Written instruction
Give the entries again exactly, every one of them.

Provided records
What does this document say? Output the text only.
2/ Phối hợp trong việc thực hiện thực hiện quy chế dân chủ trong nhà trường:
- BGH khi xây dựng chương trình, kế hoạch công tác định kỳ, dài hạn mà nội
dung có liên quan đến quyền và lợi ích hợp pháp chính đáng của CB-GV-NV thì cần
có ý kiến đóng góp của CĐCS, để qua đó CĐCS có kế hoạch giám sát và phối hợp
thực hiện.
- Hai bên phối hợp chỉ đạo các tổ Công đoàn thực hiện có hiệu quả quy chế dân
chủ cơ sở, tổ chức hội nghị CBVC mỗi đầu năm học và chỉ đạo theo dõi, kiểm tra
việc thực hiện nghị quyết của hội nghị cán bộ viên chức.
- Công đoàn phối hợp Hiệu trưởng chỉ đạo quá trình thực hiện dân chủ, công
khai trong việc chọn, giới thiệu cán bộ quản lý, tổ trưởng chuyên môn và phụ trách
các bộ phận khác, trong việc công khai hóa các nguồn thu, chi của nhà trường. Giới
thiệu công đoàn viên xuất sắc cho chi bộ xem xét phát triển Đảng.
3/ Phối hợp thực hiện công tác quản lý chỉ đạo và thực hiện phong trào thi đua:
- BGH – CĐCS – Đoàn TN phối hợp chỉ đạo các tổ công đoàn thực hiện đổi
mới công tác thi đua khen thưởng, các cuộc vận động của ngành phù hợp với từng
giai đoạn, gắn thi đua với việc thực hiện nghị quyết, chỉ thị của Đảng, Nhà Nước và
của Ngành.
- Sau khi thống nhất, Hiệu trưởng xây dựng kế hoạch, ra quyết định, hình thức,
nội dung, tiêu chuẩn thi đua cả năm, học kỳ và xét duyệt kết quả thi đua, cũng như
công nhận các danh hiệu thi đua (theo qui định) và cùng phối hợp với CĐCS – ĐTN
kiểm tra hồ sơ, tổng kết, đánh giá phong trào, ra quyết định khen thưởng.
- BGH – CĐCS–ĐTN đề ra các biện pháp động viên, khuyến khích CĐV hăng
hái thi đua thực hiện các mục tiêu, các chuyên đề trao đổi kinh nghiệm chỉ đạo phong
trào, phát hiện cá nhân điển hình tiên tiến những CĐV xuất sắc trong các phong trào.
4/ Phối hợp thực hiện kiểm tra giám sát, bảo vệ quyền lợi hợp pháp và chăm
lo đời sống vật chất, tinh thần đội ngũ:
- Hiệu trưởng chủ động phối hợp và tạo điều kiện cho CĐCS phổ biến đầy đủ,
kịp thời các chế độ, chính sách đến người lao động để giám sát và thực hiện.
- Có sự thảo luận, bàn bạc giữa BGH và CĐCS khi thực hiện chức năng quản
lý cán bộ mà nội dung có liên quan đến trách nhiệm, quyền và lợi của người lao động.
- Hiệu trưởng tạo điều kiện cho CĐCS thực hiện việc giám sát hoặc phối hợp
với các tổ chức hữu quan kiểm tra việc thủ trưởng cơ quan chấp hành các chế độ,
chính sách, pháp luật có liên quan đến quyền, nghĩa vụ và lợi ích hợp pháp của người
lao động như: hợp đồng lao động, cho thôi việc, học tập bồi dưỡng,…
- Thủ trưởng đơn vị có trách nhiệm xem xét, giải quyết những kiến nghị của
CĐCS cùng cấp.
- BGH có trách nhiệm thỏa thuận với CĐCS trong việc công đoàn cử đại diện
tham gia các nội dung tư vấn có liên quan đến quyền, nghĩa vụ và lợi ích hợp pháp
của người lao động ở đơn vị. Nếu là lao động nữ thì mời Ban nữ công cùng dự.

Response for this exercise
What does this document say? Output the text only.
2/ Phối hợp trong việc thực hiện thực hiện quy chế dân chủ trong nhà trường:
- BGH khi xây dựng chương trình, kế hoạch công tác định kỳ, dài hạn mà nội
dung có liên quan đến quyền và lợi ích hợp pháp chính đáng của CB-GV-NV thì cần
có ý kiến đóng góp của CĐCS, để qua đó CĐCS có kế hoạch giám sát và phối hợp
thực hiện.
- Hai bên phối hợp chỉ đạo các tổ Công đoàn thực hiện có hiệu quả quy chế dân
chủ cơ sở, tổ chức hội nghị CBVC mỗi đầu năm học và chỉ đạo theo dõi, kiểm tra
việc thực hiện nghị quyết của hội nghị cán bộ viên chức.
- Công đoàn phối hợp Hiệu trưởng chỉ đạo quá trình thực hiện dân chủ, công
khai trong việc chọn, giới thiệu cán bộ quản lý, tổ trưởng chuyên môn và phụ trách
các bộ phận khác, trong việc công khai hóa các nguồn thu, chi của nhà trường. Giới
thiệu công đoàn viên xuất sắc cho chi bộ xem xét phát triển Đảng.
3/ Phối hợp thực hiện công tác quản lý chỉ đạo và thực hiện phong trào thi đua:
- BGH – CĐCS – Đoàn TN phối hợp chỉ đạo các tổ công đoàn thực hiện đổi
mới công tác thi đua khen thưởng, các cuộc vận động của ngành phù hợp với từng
giai đoạn, gắn thi đua với việc thực hiện nghị quyết, chỉ thị của Đảng, Nhà Nước và
của Ngành.
- Sau khi thống nhất, Hiệu trưởng xây dựng kế hoạch, ra quyết định, hình thức,
nội dung, tiêu chuẩn thi đua cả năm, học kỳ và xét duyệt kết quả thi đua, cũng như
công nhận các danh hiệu thi đua (theo qui định) và cùng phối hợp với CĐCS – ĐTN
kiểm tra hồ sơ, tổng kết, đánh giá phong trào, ra quyết định khen thưởng.
- BGH – CĐCS–ĐTN đề ra các biện pháp động viên, khuyến khích CĐV hăng
hái thi đua thực hiện các mục tiêu, các chuyên đề trao đổi kinh nghiệm chỉ đạo phong
trào, phát hiện cá nhân điển hình tiên tiến những CĐV xuất sắc trong các phong trào.
4/ Phối hợp thực hiện kiểm tra giám sát, bảo vệ quyền lợi hợp pháp và chăm
lo đời sống vật chất, tinh thần đội ngũ:
- Hiệu trưởng chủ động phối hợp và tạo điều kiện cho CĐCS phổ biến đầy đủ,
kịp thời các chế độ, chính sách đến người lao động để giám sát và thực hiện.
- Có sự thảo luận, bàn bạc giữa BGH và CĐCS khi thực hiện chức năng quản
lý cán bộ mà nội dung có liên quan đến trách nhiệm, quyền và lợi của người lao động.
- Hiệu trưởng tạo điều kiện cho CĐCS thực hiện việc giám sát hoặc phối hợp
với các tổ chức hữu quan kiểm tra việc thủ trưởng cơ quan chấp hành các chế độ,
chính sách, pháp luật có liên quan đến quyền, nghĩa vụ và lợi ích hợp pháp của người
lao động như: hợp đồng lao động, cho thôi việc, học tập bồi dưỡng,…
- Thủ trưởng đơn vị có trách nhiệm xem xét, giải quyết những kiến nghị của
CĐCS cùng cấp.
- BGH có trách nhiệm thỏa thuận với CĐCS trong việc công đoàn cử đại diện
tham gia các nội dung tư vấn có liên quan đến quyền, nghĩa vụ và lợi ích hợp pháp
của người lao động ở đơn vị. Nếu là lao động nữ thì mời Ban nữ công cùng dự.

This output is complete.